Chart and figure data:
════════════════════
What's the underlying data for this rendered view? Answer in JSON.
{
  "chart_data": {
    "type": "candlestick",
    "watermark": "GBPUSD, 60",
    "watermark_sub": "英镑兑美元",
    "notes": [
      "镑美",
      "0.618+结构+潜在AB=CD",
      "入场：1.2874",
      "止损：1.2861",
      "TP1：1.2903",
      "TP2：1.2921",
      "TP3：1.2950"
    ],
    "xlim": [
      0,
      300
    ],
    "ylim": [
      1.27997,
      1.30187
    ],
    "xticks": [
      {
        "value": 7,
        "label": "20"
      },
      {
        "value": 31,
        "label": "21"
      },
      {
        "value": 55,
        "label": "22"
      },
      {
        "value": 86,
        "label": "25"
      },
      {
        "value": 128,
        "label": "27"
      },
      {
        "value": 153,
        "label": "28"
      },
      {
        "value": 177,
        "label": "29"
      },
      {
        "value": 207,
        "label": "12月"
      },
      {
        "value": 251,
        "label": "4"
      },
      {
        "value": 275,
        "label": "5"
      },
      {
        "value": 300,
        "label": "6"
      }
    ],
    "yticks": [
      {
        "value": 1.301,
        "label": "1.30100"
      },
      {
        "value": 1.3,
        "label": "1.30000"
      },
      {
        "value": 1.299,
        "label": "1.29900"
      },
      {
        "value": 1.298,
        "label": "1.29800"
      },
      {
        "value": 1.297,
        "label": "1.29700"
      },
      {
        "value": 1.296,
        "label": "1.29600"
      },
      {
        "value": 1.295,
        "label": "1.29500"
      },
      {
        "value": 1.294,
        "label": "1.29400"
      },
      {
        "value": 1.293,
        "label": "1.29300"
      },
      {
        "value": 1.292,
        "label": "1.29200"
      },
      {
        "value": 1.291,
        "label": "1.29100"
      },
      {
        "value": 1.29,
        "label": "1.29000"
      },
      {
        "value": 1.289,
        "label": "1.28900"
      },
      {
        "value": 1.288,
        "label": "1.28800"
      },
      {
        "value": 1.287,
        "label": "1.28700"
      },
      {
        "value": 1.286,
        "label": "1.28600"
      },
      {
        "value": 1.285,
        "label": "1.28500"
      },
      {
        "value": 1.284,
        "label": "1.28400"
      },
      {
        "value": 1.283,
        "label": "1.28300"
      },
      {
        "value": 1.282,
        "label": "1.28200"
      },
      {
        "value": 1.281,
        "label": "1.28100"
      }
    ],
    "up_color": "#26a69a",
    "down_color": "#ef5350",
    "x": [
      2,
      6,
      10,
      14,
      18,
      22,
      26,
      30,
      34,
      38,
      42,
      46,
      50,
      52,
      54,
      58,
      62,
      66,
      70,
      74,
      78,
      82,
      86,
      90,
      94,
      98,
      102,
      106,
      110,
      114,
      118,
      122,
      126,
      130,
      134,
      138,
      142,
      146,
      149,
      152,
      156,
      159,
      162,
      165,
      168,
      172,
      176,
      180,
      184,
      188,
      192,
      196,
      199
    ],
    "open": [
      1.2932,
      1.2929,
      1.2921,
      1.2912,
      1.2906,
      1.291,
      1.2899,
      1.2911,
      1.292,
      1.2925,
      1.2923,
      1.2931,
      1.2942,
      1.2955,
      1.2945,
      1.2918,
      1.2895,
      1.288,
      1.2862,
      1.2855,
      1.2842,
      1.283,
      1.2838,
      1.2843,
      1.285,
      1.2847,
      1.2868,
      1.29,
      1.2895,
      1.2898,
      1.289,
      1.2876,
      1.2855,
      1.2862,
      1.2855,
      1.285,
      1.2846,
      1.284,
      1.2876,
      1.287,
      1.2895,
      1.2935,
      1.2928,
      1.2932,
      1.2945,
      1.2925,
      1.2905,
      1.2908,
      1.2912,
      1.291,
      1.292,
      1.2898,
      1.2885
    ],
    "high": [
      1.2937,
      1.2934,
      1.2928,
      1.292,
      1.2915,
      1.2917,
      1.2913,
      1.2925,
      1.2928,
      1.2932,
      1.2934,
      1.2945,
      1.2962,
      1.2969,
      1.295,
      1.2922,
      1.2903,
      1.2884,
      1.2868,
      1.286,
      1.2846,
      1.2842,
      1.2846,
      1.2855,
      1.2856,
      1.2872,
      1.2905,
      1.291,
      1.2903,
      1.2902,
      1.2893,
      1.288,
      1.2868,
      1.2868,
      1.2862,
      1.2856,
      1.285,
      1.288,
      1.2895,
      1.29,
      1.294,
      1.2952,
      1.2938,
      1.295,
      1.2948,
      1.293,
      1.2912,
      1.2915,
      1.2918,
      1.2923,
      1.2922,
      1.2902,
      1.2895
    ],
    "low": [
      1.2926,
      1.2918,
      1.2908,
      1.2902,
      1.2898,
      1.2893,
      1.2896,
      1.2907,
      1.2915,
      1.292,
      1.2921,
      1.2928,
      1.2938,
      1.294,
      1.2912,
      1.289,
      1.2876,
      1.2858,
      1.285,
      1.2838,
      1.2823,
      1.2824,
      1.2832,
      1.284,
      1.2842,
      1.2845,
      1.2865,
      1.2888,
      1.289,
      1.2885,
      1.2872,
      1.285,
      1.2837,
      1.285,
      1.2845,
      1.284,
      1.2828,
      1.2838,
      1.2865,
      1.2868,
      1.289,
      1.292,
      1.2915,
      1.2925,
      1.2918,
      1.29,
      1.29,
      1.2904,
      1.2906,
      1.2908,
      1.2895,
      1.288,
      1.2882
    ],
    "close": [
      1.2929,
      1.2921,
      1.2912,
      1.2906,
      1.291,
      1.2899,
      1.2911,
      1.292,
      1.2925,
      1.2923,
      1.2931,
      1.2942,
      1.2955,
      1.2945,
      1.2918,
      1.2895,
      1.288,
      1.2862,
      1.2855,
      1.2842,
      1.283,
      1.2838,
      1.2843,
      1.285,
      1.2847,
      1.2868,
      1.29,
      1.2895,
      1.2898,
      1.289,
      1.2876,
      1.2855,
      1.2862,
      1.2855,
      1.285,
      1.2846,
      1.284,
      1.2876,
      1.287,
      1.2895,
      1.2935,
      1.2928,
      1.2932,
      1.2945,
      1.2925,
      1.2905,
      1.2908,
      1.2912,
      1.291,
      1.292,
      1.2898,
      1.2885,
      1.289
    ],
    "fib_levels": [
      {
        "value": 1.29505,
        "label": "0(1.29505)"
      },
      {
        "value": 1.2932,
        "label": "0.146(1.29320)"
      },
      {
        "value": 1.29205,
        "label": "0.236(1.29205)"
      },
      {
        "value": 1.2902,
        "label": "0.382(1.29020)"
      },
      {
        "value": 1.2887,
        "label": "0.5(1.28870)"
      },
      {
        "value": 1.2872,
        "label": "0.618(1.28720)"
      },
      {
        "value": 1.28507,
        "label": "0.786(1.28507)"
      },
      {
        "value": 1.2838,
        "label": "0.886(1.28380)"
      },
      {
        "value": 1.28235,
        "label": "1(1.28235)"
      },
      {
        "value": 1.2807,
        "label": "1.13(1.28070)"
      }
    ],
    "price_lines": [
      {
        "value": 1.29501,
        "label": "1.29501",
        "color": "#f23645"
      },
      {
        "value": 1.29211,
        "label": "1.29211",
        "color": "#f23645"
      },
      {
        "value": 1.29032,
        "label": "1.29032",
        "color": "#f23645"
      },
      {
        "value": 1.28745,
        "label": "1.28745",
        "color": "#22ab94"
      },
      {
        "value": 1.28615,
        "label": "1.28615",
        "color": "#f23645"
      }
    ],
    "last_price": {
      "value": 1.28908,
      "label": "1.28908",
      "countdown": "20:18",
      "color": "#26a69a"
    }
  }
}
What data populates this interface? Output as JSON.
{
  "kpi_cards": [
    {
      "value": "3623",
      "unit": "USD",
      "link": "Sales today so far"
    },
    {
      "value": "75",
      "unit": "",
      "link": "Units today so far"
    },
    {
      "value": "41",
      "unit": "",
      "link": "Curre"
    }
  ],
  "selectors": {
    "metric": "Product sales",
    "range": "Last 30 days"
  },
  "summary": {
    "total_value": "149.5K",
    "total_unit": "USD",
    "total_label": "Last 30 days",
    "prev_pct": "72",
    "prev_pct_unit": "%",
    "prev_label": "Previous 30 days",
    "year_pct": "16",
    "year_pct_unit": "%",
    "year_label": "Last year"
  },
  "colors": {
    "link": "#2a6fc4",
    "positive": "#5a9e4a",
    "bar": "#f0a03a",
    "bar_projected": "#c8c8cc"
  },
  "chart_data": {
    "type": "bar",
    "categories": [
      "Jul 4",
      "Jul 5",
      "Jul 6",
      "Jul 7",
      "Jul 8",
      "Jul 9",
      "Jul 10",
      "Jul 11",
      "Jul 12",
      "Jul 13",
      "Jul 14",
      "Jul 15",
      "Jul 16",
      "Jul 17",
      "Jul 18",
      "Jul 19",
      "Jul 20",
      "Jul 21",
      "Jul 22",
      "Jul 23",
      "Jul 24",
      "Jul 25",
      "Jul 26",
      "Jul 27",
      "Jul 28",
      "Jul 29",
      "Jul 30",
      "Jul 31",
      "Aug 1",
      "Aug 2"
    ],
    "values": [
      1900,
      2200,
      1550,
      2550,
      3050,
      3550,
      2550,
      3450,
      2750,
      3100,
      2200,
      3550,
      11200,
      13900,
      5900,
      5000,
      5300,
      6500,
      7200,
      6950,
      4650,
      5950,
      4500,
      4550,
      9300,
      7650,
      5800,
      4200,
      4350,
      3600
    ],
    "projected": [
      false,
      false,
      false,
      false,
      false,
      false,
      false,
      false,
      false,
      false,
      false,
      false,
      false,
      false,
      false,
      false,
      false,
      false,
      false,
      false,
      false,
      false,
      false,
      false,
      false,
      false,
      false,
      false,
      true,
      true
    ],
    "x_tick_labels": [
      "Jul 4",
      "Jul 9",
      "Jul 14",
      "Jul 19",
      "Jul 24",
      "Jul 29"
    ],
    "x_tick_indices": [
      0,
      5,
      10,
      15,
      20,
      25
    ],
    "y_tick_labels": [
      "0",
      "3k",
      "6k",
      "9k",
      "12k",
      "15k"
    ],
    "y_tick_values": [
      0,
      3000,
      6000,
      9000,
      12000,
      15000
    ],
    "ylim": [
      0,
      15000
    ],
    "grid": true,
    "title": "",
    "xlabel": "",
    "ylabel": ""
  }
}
════════════════════
• **WHAT YOU NEED TO DO**
Give only the number of lines in the listing above that include the string "today".

• **RESPONSE FOR THIS EXERCISE**
2